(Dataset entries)
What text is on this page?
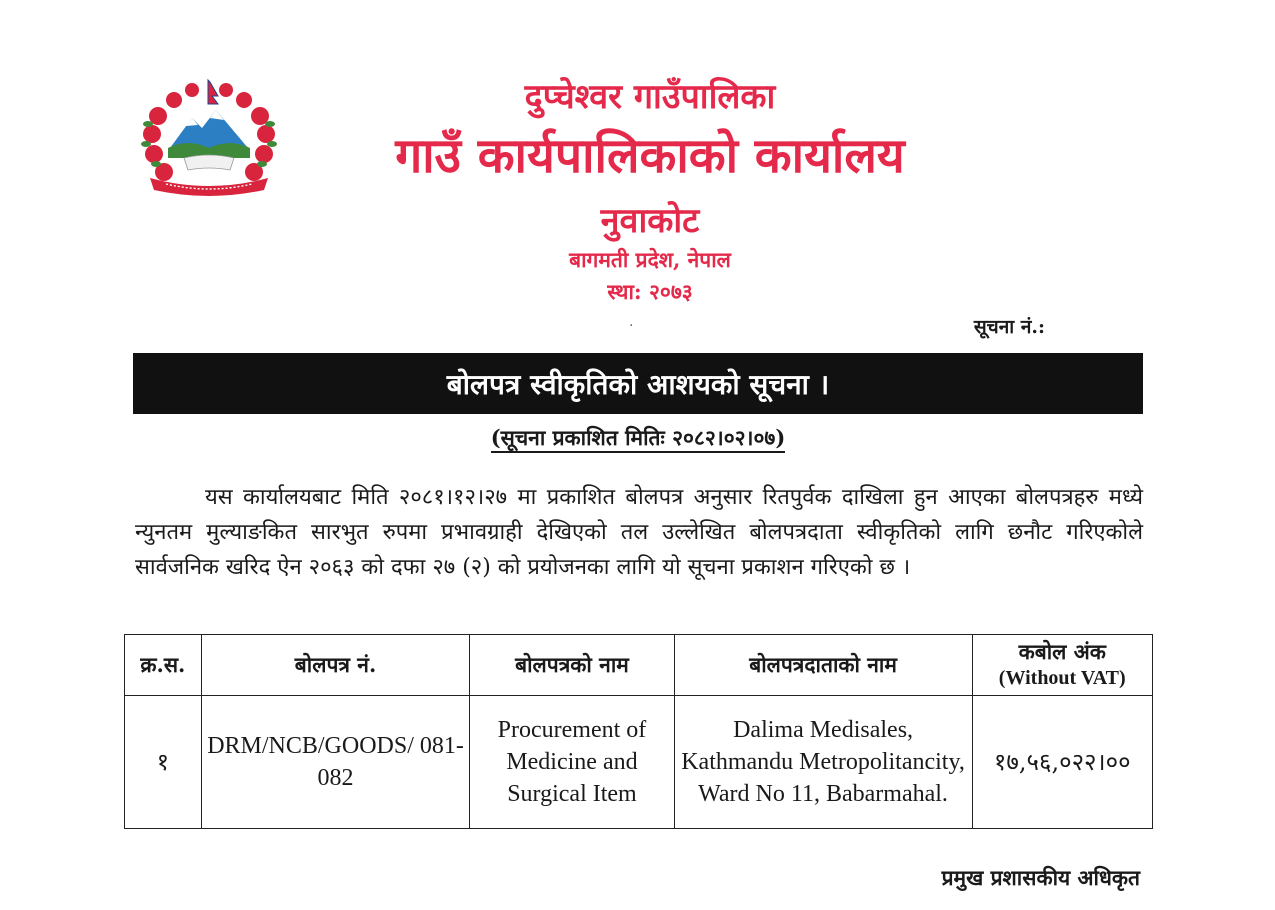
दुप्चेश्वर गाउँपालिका
गाउँ कार्यपालिकाको कार्यालय
नुवाकोट
बागमती प्रदेश, नेपाल
स्था: २०७३
·	सूचना नं.:
बोलपत्र स्वीकृतिको आशयको सूचना ।
(सूचना प्रकाशित मितिः २०८२।०२।०७)
यस कार्यालयबाट मिति २०८१।१२।२७ मा प्रकाशित बोलपत्र अनुसार रितपुर्वक दाखिला हुन आएका बोलपत्रहरु मध्ये न्युनतम मुल्याङकित सारभुत रुपमा प्रभावग्राही देखिएको तल उल्लेखित बोलपत्रदाता स्वीकृतिको लागि छनौट गरिएकोले सार्वजनिक खरिद ऐन २०६३ को दफा २७ (२) को प्रयोजनका लागि यो सूचना प्रकाशन गरिएको छ ।
क्र.स.	बोलपत्र नं.	बोलपत्रको नाम	बोलपत्रदाताको नाम	कबोल अंक
(Without VAT)

१	DRM/NCB/GOODS/ 081-082	Procurement of Medicine and Surgical Item	Dalima Medisales, Kathmandu Metropolitancity, Ward No 11, Babarmahal.	१७,५६,०२२।००
प्रमुख प्रशासकीय अधिकृत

→ Exercise: Repeat all of the data above word for word, minus the pictures.

→ Correct result:
What text is on this page?
दुप्चेश्वर गाउँपालिका
गाउँ कार्यपालिकाको कार्यालय
नुवाकोट
बागमती प्रदेश, नेपाल
स्था: २०७३
·	सूचना नं.:
बोलपत्र स्वीकृतिको आशयको सूचना ।
(सूचना प्रकाशित मितिः २०८२।०२।०७)
यस कार्यालयबाट मिति २०८१।१२।२७ मा प्रकाशित बोलपत्र अनुसार रितपुर्वक दाखिला हुन आएका बोलपत्रहरु मध्ये न्युनतम मुल्याङकित सारभुत रुपमा प्रभावग्राही देखिएको तल उल्लेखित बोलपत्रदाता स्वीकृतिको लागि छनौट गरिएकोले सार्वजनिक खरिद ऐन २०६३ को दफा २७ (२) को प्रयोजनका लागि यो सूचना प्रकाशन गरिएको छ ।
क्र.स.	बोलपत्र नं.	बोलपत्रको नाम	बोलपत्रदाताको नाम	कबोल अंक
(Without VAT)

१	DRM/NCB/GOODS/ 081-082	Procurement of Medicine and Surgical Item	Dalima Medisales, Kathmandu Metropolitancity, Ward No 11, Babarmahal.	१७,५६,०२२।००
प्रमुख प्रशासकीय अधिकृत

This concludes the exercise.